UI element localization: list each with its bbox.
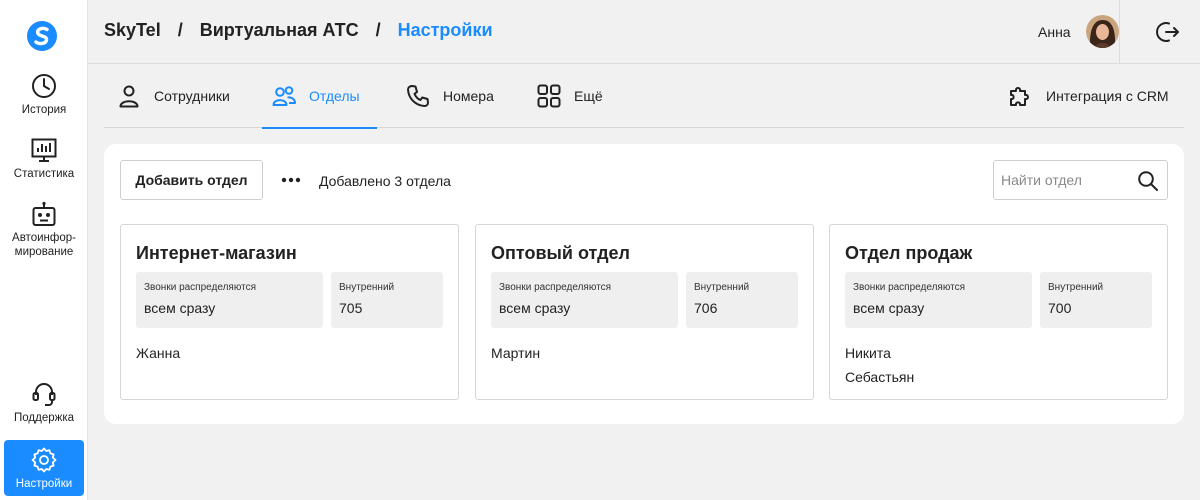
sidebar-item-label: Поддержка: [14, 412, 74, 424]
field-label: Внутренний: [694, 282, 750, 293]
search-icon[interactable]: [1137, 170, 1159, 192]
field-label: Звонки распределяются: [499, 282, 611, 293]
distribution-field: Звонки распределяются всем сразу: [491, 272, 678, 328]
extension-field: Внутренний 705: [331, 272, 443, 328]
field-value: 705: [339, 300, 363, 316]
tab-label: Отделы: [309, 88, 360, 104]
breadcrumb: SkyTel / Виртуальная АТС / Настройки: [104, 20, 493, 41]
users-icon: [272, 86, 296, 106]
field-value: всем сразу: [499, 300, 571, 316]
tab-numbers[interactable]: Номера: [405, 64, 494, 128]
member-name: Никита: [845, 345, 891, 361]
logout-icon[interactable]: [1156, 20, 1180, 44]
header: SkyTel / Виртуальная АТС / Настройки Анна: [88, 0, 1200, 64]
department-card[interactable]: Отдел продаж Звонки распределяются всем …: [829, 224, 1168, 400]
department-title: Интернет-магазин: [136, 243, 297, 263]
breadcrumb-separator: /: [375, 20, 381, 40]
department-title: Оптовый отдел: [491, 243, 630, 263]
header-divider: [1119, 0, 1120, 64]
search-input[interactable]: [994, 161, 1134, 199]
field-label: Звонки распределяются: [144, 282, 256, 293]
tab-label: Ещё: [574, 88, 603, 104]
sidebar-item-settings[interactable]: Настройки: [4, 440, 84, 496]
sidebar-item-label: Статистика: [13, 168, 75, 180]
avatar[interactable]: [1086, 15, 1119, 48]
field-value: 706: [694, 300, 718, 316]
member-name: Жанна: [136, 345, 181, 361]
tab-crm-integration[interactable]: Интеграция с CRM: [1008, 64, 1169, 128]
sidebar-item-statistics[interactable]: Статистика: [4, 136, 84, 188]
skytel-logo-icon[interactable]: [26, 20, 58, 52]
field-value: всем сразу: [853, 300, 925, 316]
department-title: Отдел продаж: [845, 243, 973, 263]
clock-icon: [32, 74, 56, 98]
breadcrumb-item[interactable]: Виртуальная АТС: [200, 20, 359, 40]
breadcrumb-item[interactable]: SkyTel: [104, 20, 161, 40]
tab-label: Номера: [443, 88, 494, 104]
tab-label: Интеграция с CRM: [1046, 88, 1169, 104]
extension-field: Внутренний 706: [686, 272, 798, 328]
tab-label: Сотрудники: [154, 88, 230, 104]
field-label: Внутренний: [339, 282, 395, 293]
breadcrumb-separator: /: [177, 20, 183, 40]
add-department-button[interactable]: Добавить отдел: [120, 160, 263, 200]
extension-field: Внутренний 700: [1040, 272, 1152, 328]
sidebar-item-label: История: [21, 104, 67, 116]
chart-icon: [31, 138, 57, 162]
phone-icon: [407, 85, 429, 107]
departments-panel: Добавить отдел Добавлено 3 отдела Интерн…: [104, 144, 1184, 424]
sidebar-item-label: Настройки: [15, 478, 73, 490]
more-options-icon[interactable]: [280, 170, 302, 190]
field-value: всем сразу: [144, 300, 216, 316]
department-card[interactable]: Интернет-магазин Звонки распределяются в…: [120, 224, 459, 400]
--
**What you have to do**
Give back every line of the data above, word for word, but leave out the picture.

**Task output**
UI element localization: list each with its bbox.
sidebar-item-label: Поддержка: [14, 412, 74, 424]
field-label: Внутренний: [694, 282, 750, 293]
search-icon[interactable]: [1137, 170, 1159, 192]
field-label: Звонки распределяются: [499, 282, 611, 293]
distribution-field: Звонки распределяются всем сразу: [491, 272, 678, 328]
extension-field: Внутренний 705: [331, 272, 443, 328]
field-value: 705: [339, 300, 363, 316]
tab-label: Отделы: [309, 88, 360, 104]
breadcrumb: SkyTel / Виртуальная АТС / Настройки: [104, 20, 493, 41]
users-icon: [272, 86, 296, 106]
field-value: всем сразу: [499, 300, 571, 316]
tab-numbers[interactable]: Номера: [405, 64, 494, 128]
member-name: Никита: [845, 345, 891, 361]
logout-icon[interactable]: [1156, 20, 1180, 44]
header: SkyTel / Виртуальная АТС / Настройки Анна: [88, 0, 1200, 64]
department-card[interactable]: Отдел продаж Звонки распределяются всем …: [829, 224, 1168, 400]
department-title: Интернет-магазин: [136, 243, 297, 263]
breadcrumb-separator: /: [375, 20, 381, 40]
department-title: Оптовый отдел: [491, 243, 630, 263]
header-divider: [1119, 0, 1120, 64]
search-input[interactable]: [994, 161, 1134, 199]
field-label: Звонки распределяются: [144, 282, 256, 293]
tab-label: Ещё: [574, 88, 603, 104]
sidebar-item-settings[interactable]: Настройки: [4, 440, 84, 496]
sidebar-item-label: Статистика: [13, 168, 75, 180]
avatar[interactable]: [1086, 15, 1119, 48]
field-value: 706: [694, 300, 718, 316]
member-name: Жанна: [136, 345, 181, 361]
tab-crm-integration[interactable]: Интеграция с CRM: [1008, 64, 1169, 128]
sidebar-item-statistics[interactable]: Статистика: [4, 136, 84, 188]
skytel-logo-icon[interactable]: [26, 20, 58, 52]
field-value: всем сразу: [853, 300, 925, 316]
department-title: Отдел продаж: [845, 243, 973, 263]
clock-icon: [32, 74, 56, 98]
breadcrumb-item[interactable]: Виртуальная АТС: [200, 20, 359, 40]
breadcrumb-item[interactable]: SkyTel: [104, 20, 161, 40]
tab-label: Номера: [443, 88, 494, 104]
tab-label: Интеграция с CRM: [1046, 88, 1169, 104]
extension-field: Внутренний 706: [686, 272, 798, 328]
tab-label: Сотрудники: [154, 88, 230, 104]
field-label: Внутренний: [339, 282, 395, 293]
breadcrumb-separator: /: [177, 20, 183, 40]
add-department-button[interactable]: Добавить отдел: [120, 160, 263, 200]
extension-field: Внутренний 700: [1040, 272, 1152, 328]
sidebar-item-label: История: [21, 104, 67, 116]
chart-icon: [31, 138, 57, 162]
phone-icon: [407, 85, 429, 107]
departments-panel: Добавить отдел Добавлено 3 отдела Интерн…: [104, 144, 1184, 424]
sidebar-item-label: Настройки: [15, 478, 73, 490]
more-options-icon[interactable]: [280, 170, 302, 190]
field-value: всем сразу: [144, 300, 216, 316]
department-card[interactable]: Интернет-магазин Звонки распределяются в…: [120, 224, 459, 400]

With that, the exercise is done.